*Set task*. What you return should match every record exactly, with the images removed.

***

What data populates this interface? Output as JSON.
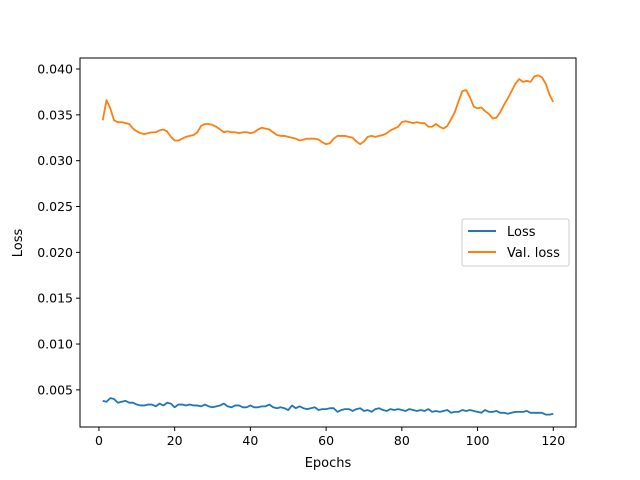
{
  "chart_data": {
    "type": "line",
    "title": "",
    "xlabel": "Epochs",
    "ylabel": "Loss",
    "xlim": [
      -5,
      126
    ],
    "ylim": [
      0.00095,
      0.0412
    ],
    "xticks": [
      0,
      20,
      40,
      60,
      80,
      100,
      120
    ],
    "yticks": [
      0.005,
      0.01,
      0.015,
      0.02,
      0.025,
      0.03,
      0.035,
      0.04
    ],
    "ytick_labels": [
      "0.005",
      "0.010",
      "0.015",
      "0.020",
      "0.025",
      "0.030",
      "0.035",
      "0.040"
    ],
    "legend_position": "center-right",
    "grid": false,
    "x": [
      1,
      2,
      3,
      4,
      5,
      6,
      7,
      8,
      9,
      10,
      11,
      12,
      13,
      14,
      15,
      16,
      17,
      18,
      19,
      20,
      21,
      22,
      23,
      24,
      25,
      26,
      27,
      28,
      29,
      30,
      31,
      32,
      33,
      34,
      35,
      36,
      37,
      38,
      39,
      40,
      41,
      42,
      43,
      44,
      45,
      46,
      47,
      48,
      49,
      50,
      51,
      52,
      53,
      54,
      55,
      56,
      57,
      58,
      59,
      60,
      61,
      62,
      63,
      64,
      65,
      66,
      67,
      68,
      69,
      70,
      71,
      72,
      73,
      74,
      75,
      76,
      77,
      78,
      79,
      80,
      81,
      82,
      83,
      84,
      85,
      86,
      87,
      88,
      89,
      90,
      91,
      92,
      93,
      94,
      95,
      96,
      97,
      98,
      99,
      100,
      101,
      102,
      103,
      104,
      105,
      106,
      107,
      108,
      109,
      110,
      111,
      112,
      113,
      114,
      115,
      116,
      117,
      118,
      119,
      120
    ],
    "series": [
      {
        "name": "Loss",
        "color": "#1f77b4",
        "values": [
          0.0038,
          0.0037,
          0.0041,
          0.004,
          0.0036,
          0.0037,
          0.0038,
          0.0036,
          0.0036,
          0.0034,
          0.0033,
          0.0033,
          0.0034,
          0.0034,
          0.0032,
          0.0035,
          0.0033,
          0.0036,
          0.0035,
          0.0031,
          0.0034,
          0.0034,
          0.0033,
          0.0034,
          0.0033,
          0.0033,
          0.0032,
          0.0034,
          0.0032,
          0.0031,
          0.0032,
          0.0033,
          0.0035,
          0.0032,
          0.0031,
          0.0033,
          0.0033,
          0.0031,
          0.0031,
          0.0033,
          0.0031,
          0.0031,
          0.0032,
          0.0032,
          0.0034,
          0.0031,
          0.003,
          0.0031,
          0.003,
          0.0028,
          0.0033,
          0.003,
          0.0032,
          0.003,
          0.0029,
          0.003,
          0.0031,
          0.0028,
          0.0029,
          0.0029,
          0.003,
          0.003,
          0.0026,
          0.0028,
          0.0029,
          0.0029,
          0.0027,
          0.0029,
          0.003,
          0.0027,
          0.0028,
          0.0026,
          0.0029,
          0.003,
          0.0028,
          0.0027,
          0.0029,
          0.0028,
          0.0029,
          0.0028,
          0.0027,
          0.0029,
          0.0028,
          0.0027,
          0.0028,
          0.0027,
          0.0029,
          0.0026,
          0.0027,
          0.0026,
          0.0027,
          0.0028,
          0.0025,
          0.0026,
          0.0026,
          0.0028,
          0.0027,
          0.0028,
          0.0027,
          0.0026,
          0.0025,
          0.0028,
          0.0026,
          0.0026,
          0.0027,
          0.0025,
          0.0025,
          0.0024,
          0.0025,
          0.0026,
          0.0026,
          0.0026,
          0.0027,
          0.0025,
          0.0025,
          0.0025,
          0.0025,
          0.0023,
          0.0023,
          0.0024
        ]
      },
      {
        "name": "Val. loss",
        "color": "#ff7f0e",
        "values": [
          0.0344,
          0.0366,
          0.0357,
          0.0344,
          0.0342,
          0.0342,
          0.0341,
          0.034,
          0.0335,
          0.0332,
          0.033,
          0.0329,
          0.033,
          0.0331,
          0.0331,
          0.0333,
          0.0334,
          0.0332,
          0.0326,
          0.0322,
          0.0322,
          0.0324,
          0.0326,
          0.0327,
          0.0328,
          0.0331,
          0.0338,
          0.034,
          0.034,
          0.0339,
          0.0337,
          0.0334,
          0.0331,
          0.0332,
          0.0331,
          0.0331,
          0.033,
          0.0331,
          0.0331,
          0.033,
          0.0331,
          0.0334,
          0.0336,
          0.0335,
          0.0334,
          0.0331,
          0.0328,
          0.0327,
          0.0327,
          0.0326,
          0.0325,
          0.0324,
          0.0322,
          0.0323,
          0.0324,
          0.0324,
          0.0324,
          0.0323,
          0.032,
          0.0318,
          0.0319,
          0.0324,
          0.0327,
          0.0327,
          0.0327,
          0.0326,
          0.0325,
          0.0321,
          0.0318,
          0.0321,
          0.0326,
          0.0327,
          0.0326,
          0.0327,
          0.0328,
          0.033,
          0.0333,
          0.0335,
          0.0337,
          0.0342,
          0.0343,
          0.0342,
          0.0341,
          0.0342,
          0.0341,
          0.0341,
          0.0337,
          0.0337,
          0.034,
          0.0337,
          0.0335,
          0.0338,
          0.0345,
          0.0353,
          0.0365,
          0.0376,
          0.0377,
          0.0369,
          0.0359,
          0.0357,
          0.0358,
          0.0354,
          0.0351,
          0.0346,
          0.0347,
          0.0353,
          0.0361,
          0.0368,
          0.0376,
          0.0384,
          0.0389,
          0.0386,
          0.0387,
          0.0386,
          0.0392,
          0.0393,
          0.0391,
          0.0384,
          0.0372,
          0.0364
        ]
      }
    ]
  }
}
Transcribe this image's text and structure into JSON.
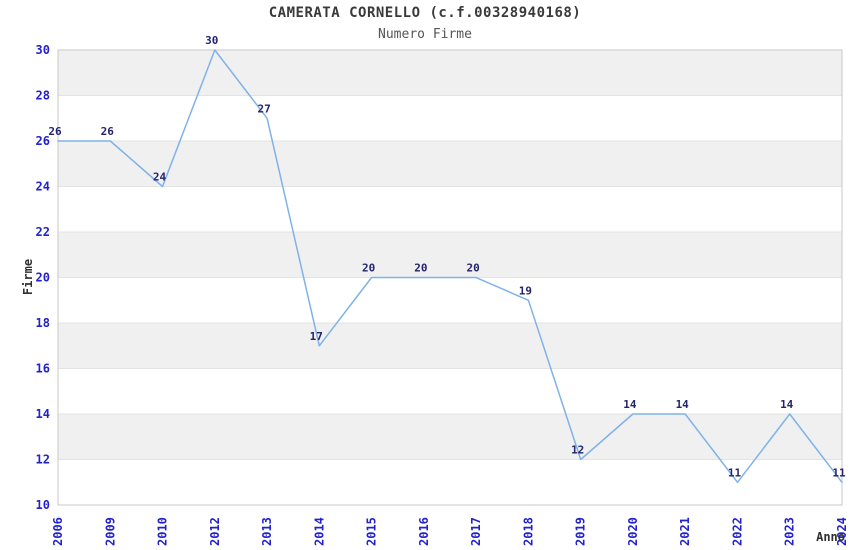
{
  "header": {
    "title": "CAMERATA CORNELLO (c.f.00328940168)",
    "subtitle": "Numero Firme"
  },
  "axes": {
    "x_label": "Anno",
    "y_label": "Firme"
  },
  "chart_data": {
    "type": "line",
    "title": "CAMERATA CORNELLO (c.f.00328940168)",
    "subtitle": "Numero Firme",
    "xlabel": "Anno",
    "ylabel": "Firme",
    "categories": [
      "2006",
      "2009",
      "2010",
      "2012",
      "2013",
      "2014",
      "2015",
      "2016",
      "2017",
      "2018",
      "2019",
      "2020",
      "2021",
      "2022",
      "2023",
      "2024"
    ],
    "values": [
      26,
      26,
      24,
      30,
      27,
      17,
      20,
      20,
      20,
      19,
      12,
      14,
      14,
      11,
      14,
      11
    ],
    "ylim": [
      10,
      30
    ],
    "ytick_step": 2,
    "yticks": [
      10,
      12,
      14,
      16,
      18,
      20,
      22,
      24,
      26,
      28,
      30
    ],
    "grid": "horizontal alternating bands",
    "legend_position": "none",
    "point_labels_shown": true
  },
  "colors": {
    "line": "#7fb2e8",
    "data_label": "#24246e",
    "axis_tick_label": "#2222cc",
    "title_text": "#3a3a3a",
    "subtitle_text": "#555555",
    "axis_name_text": "#303030",
    "band_gray": "#f0f0f0",
    "band_white": "#ffffff",
    "grid_line": "#e3e3e3",
    "plot_border": "#c9c9c9",
    "background": "#ffffff"
  }
}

***

*Worked solution*.
What data populates this interface? Output as JSON.
{
  "chart_data": {
    "type": "line",
    "title": "",
    "xlabel": "Epochs",
    "ylabel": "Loss",
    "xlim": [
      -5,
      126
    ],
    "ylim": [
      0.00095,
      0.0412
    ],
    "xticks": [
      0,
      20,
      40,
      60,
      80,
      100,
      120
    ],
    "yticks": [
      0.005,
      0.01,
      0.015,
      0.02,
      0.025,
      0.03,
      0.035,
      0.04
    ],
    "ytick_labels": [
      "0.005",
      "0.010",
      "0.015",
      "0.020",
      "0.025",
      "0.030",
      "0.035",
      "0.040"
    ],
    "legend_position": "center-right",
    "grid": false,
    "x": [
      1,
      2,
      3,
      4,
      5,
      6,
      7,
      8,
      9,
      10,
      11,
      12,
      13,
      14,
      15,
      16,
      17,
      18,
      19,
      20,
      21,
      22,
      23,
      24,
      25,
      26,
      27,
      28,
      29,
      30,
      31,
      32,
      33,
      34,
      35,
      36,
      37,
      38,
      39,
      40,
      41,
      42,
      43,
      44,
      45,
      46,
      47,
      48,
      49,
      50,
      51,
      52,
      53,
      54,
      55,
      56,
      57,
      58,
      59,
      60,
      61,
      62,
      63,
      64,
      65,
      66,
      67,
      68,
      69,
      70,
      71,
      72,
      73,
      74,
      75,
      76,
      77,
      78,
      79,
      80,
      81,
      82,
      83,
      84,
      85,
      86,
      87,
      88,
      89,
      90,
      91,
      92,
      93,
      94,
      95,
      96,
      97,
      98,
      99,
      100,
      101,
      102,
      103,
      104,
      105,
      106,
      107,
      108,
      109,
      110,
      111,
      112,
      113,
      114,
      115,
      116,
      117,
      118,
      119,
      120
    ],
    "series": [
      {
        "name": "Loss",
        "color": "#1f77b4",
        "values": [
          0.0038,
          0.0037,
          0.0041,
          0.004,
          0.0036,
          0.0037,
          0.0038,
          0.0036,
          0.0036,
          0.0034,
          0.0033,
          0.0033,
          0.0034,
          0.0034,
          0.0032,
          0.0035,
          0.0033,
          0.0036,
          0.0035,
          0.0031,
          0.0034,
          0.0034,
          0.0033,
          0.0034,
          0.0033,
          0.0033,
          0.0032,
          0.0034,
          0.0032,
          0.0031,
          0.0032,
          0.0033,
          0.0035,
          0.0032,
          0.0031,
          0.0033,
          0.0033,
          0.0031,
          0.0031,
          0.0033,
          0.0031,
          0.0031,
          0.0032,
          0.0032,
          0.0034,
          0.0031,
          0.003,
          0.0031,
          0.003,
          0.0028,
          0.0033,
          0.003,
          0.0032,
          0.003,
          0.0029,
          0.003,
          0.0031,
          0.0028,
          0.0029,
          0.0029,
          0.003,
          0.003,
          0.0026,
          0.0028,
          0.0029,
          0.0029,
          0.0027,
          0.0029,
          0.003,
          0.0027,
          0.0028,
          0.0026,
          0.0029,
          0.003,
          0.0028,
          0.0027,
          0.0029,
          0.0028,
          0.0029,
          0.0028,
          0.0027,
          0.0029,
          0.0028,
          0.0027,
          0.0028,
          0.0027,
          0.0029,
          0.0026,
          0.0027,
          0.0026,
          0.0027,
          0.0028,
          0.0025,
          0.0026,
          0.0026,
          0.0028,
          0.0027,
          0.0028,
          0.0027,
          0.0026,
          0.0025,
          0.0028,
          0.0026,
          0.0026,
          0.0027,
          0.0025,
          0.0025,
          0.0024,
          0.0025,
          0.0026,
          0.0026,
          0.0026,
          0.0027,
          0.0025,
          0.0025,
          0.0025,
          0.0025,
          0.0023,
          0.0023,
          0.0024
        ]
      },
      {
        "name": "Val. loss",
        "color": "#ff7f0e",
        "values": [
          0.0344,
          0.0366,
          0.0357,
          0.0344,
          0.0342,
          0.0342,
          0.0341,
          0.034,
          0.0335,
          0.0332,
          0.033,
          0.0329,
          0.033,
          0.0331,
          0.0331,
          0.0333,
          0.0334,
          0.0332,
          0.0326,
          0.0322,
          0.0322,
          0.0324,
          0.0326,
          0.0327,
          0.0328,
          0.0331,
          0.0338,
          0.034,
          0.034,
          0.0339,
          0.0337,
          0.0334,
          0.0331,
          0.0332,
          0.0331,
          0.0331,
          0.033,
          0.0331,
          0.0331,
          0.033,
          0.0331,
          0.0334,
          0.0336,
          0.0335,
          0.0334,
          0.0331,
          0.0328,
          0.0327,
          0.0327,
          0.0326,
          0.0325,
          0.0324,
          0.0322,
          0.0323,
          0.0324,
          0.0324,
          0.0324,
          0.0323,
          0.032,
          0.0318,
          0.0319,
          0.0324,
          0.0327,
          0.0327,
          0.0327,
          0.0326,
          0.0325,
          0.0321,
          0.0318,
          0.0321,
          0.0326,
          0.0327,
          0.0326,
          0.0327,
          0.0328,
          0.033,
          0.0333,
          0.0335,
          0.0337,
          0.0342,
          0.0343,
          0.0342,
          0.0341,
          0.0342,
          0.0341,
          0.0341,
          0.0337,
          0.0337,
          0.034,
          0.0337,
          0.0335,
          0.0338,
          0.0345,
          0.0353,
          0.0365,
          0.0376,
          0.0377,
          0.0369,
          0.0359,
          0.0357,
          0.0358,
          0.0354,
          0.0351,
          0.0346,
          0.0347,
          0.0353,
          0.0361,
          0.0368,
          0.0376,
          0.0384,
          0.0389,
          0.0386,
          0.0387,
          0.0386,
          0.0392,
          0.0393,
          0.0391,
          0.0384,
          0.0372,
          0.0364
        ]
      }
    ]
  }
}
Transcribe this image's text and structure into JSON.
{
  "header": {
    "title": "CAMERATA CORNELLO (c.f.00328940168)",
    "subtitle": "Numero Firme"
  },
  "axes": {
    "x_label": "Anno",
    "y_label": "Firme"
  },
  "chart_data": {
    "type": "line",
    "title": "CAMERATA CORNELLO (c.f.00328940168)",
    "subtitle": "Numero Firme",
    "xlabel": "Anno",
    "ylabel": "Firme",
    "categories": [
      "2006",
      "2009",
      "2010",
      "2012",
      "2013",
      "2014",
      "2015",
      "2016",
      "2017",
      "2018",
      "2019",
      "2020",
      "2021",
      "2022",
      "2023",
      "2024"
    ],
    "values": [
      26,
      26,
      24,
      30,
      27,
      17,
      20,
      20,
      20,
      19,
      12,
      14,
      14,
      11,
      14,
      11
    ],
    "ylim": [
      10,
      30
    ],
    "ytick_step": 2,
    "yticks": [
      10,
      12,
      14,
      16,
      18,
      20,
      22,
      24,
      26,
      28,
      30
    ],
    "grid": "horizontal alternating bands",
    "legend_position": "none",
    "point_labels_shown": true
  },
  "colors": {
    "line": "#7fb2e8",
    "data_label": "#24246e",
    "axis_tick_label": "#2222cc",
    "title_text": "#3a3a3a",
    "subtitle_text": "#555555",
    "axis_name_text": "#303030",
    "band_gray": "#f0f0f0",
    "band_white": "#ffffff",
    "grid_line": "#e3e3e3",
    "plot_border": "#c9c9c9",
    "background": "#ffffff"
  }
}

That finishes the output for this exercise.